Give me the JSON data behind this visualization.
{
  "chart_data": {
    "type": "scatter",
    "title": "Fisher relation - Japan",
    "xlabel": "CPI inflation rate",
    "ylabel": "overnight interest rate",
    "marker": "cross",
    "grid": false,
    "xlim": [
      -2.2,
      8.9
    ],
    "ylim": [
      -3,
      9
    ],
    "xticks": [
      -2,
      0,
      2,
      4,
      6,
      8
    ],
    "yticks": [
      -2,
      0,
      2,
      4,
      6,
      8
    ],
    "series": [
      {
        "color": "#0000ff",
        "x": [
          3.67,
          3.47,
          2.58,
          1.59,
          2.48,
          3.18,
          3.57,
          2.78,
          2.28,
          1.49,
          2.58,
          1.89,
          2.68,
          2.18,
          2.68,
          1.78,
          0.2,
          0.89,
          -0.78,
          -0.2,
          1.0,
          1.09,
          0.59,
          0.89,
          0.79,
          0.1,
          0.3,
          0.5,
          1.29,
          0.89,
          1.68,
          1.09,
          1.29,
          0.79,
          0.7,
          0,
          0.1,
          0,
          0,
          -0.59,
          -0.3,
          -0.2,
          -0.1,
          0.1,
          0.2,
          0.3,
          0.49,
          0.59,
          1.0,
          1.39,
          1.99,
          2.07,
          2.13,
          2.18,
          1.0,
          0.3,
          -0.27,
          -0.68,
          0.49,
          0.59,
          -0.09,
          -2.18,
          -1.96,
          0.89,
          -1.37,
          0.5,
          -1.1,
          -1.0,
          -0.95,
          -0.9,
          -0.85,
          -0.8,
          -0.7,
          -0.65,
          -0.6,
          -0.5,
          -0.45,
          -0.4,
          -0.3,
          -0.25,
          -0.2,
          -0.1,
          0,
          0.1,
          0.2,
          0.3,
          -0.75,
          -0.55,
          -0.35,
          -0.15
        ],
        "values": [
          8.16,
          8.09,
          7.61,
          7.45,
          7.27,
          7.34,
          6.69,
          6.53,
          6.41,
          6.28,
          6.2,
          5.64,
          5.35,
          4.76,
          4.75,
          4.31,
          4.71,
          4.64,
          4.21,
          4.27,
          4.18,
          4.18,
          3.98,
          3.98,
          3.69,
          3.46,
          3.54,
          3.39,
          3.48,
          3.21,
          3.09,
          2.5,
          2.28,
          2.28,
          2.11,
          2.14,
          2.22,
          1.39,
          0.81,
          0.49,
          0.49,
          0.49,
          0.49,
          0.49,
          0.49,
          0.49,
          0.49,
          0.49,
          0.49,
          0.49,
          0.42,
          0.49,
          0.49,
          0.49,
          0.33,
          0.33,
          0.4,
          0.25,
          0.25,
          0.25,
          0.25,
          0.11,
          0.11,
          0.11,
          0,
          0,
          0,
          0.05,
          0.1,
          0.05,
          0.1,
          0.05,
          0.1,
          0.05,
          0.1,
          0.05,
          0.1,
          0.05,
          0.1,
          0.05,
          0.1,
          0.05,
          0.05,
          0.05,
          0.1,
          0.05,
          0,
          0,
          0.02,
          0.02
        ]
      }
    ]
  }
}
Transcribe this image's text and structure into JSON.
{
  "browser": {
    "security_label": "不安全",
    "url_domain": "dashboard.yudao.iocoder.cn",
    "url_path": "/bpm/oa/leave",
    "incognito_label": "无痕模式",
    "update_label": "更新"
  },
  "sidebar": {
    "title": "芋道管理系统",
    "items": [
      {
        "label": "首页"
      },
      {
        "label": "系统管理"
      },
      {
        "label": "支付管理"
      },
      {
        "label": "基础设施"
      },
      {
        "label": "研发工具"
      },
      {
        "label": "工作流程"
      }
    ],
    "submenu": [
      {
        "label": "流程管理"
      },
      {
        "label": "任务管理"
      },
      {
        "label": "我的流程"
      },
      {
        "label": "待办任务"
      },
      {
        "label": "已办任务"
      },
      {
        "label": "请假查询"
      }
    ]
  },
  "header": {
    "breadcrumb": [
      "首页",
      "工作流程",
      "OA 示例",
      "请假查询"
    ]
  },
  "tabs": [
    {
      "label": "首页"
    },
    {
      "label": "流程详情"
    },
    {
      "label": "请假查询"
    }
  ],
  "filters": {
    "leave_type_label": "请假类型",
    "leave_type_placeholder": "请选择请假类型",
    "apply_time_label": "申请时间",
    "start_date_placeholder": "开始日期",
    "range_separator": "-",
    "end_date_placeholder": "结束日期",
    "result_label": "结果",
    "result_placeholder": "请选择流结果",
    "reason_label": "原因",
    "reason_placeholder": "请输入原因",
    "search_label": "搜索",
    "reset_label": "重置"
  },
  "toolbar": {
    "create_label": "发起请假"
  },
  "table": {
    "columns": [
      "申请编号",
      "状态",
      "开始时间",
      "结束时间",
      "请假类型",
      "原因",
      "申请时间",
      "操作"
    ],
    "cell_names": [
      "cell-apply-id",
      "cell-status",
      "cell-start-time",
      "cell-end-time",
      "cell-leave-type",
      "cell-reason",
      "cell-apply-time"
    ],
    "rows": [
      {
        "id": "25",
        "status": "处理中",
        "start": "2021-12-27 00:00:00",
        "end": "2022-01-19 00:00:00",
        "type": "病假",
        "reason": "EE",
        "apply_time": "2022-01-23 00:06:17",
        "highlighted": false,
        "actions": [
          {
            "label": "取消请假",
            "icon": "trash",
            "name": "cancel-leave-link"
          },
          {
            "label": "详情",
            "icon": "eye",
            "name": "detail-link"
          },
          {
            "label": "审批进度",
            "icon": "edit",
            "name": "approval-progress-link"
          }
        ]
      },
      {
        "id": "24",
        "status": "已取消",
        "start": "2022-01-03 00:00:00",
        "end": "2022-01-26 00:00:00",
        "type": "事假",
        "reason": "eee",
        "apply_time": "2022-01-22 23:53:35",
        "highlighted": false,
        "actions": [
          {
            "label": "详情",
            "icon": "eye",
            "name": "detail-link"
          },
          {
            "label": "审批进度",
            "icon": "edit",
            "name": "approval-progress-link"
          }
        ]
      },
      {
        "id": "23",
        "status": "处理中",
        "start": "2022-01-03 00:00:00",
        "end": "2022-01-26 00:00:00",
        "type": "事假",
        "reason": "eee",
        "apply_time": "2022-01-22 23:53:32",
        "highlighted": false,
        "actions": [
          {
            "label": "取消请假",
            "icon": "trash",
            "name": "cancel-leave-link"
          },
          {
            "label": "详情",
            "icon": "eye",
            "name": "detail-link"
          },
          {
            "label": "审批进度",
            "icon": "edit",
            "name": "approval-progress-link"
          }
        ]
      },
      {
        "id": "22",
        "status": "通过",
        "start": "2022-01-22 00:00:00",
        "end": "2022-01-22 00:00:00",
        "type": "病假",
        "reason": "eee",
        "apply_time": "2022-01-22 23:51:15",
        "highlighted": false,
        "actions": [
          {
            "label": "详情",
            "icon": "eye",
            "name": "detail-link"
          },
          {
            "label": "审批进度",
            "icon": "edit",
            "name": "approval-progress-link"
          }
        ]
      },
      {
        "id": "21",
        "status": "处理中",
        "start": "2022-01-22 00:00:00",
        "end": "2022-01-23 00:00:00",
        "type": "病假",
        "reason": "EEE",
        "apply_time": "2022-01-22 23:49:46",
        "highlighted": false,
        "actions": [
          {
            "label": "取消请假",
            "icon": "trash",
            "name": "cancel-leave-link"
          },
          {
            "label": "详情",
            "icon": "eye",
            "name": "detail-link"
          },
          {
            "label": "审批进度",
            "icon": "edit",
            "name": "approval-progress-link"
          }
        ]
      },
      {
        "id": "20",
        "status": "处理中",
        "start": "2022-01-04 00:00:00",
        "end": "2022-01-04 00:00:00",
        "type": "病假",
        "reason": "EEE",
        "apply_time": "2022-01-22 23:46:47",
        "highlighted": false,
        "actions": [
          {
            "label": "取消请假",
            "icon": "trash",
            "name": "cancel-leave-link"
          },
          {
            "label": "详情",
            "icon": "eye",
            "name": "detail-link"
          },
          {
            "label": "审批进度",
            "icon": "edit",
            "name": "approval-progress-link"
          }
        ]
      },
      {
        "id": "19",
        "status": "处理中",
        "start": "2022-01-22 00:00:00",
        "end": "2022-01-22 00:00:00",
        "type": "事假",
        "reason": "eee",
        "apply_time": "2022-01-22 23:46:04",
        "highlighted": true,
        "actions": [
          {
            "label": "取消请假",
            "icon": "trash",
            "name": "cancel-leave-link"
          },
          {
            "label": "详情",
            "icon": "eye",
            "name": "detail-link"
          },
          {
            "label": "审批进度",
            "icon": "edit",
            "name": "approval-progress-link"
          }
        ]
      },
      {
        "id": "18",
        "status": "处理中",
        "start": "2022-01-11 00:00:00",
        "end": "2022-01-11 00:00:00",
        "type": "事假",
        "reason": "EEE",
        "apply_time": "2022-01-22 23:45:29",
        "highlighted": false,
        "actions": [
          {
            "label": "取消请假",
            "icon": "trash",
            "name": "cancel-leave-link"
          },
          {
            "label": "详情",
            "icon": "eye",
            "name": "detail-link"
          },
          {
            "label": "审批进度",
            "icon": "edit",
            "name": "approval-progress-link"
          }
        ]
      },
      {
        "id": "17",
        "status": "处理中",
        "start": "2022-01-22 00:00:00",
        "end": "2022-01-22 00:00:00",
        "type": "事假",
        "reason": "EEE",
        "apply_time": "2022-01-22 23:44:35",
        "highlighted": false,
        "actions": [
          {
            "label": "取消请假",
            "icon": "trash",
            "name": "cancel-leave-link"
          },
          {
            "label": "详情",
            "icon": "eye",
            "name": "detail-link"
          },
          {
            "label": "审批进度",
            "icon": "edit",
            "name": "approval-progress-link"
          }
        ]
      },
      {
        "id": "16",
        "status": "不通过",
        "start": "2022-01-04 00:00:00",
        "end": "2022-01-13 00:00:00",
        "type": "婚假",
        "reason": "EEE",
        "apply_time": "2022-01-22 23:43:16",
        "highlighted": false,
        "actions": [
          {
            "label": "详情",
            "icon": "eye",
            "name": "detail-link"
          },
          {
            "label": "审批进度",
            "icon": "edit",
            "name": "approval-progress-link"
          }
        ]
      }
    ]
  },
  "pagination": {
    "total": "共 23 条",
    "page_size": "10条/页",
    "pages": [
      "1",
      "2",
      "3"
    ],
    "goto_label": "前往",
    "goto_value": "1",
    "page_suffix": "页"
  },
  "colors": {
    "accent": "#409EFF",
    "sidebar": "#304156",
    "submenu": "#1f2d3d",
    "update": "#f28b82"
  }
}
^^^^^^^^^^^^^^^^
» **What is asked**
Give the number of lines in the listing above that contain "JSON", and nothing else.

» **Solution to this task**
2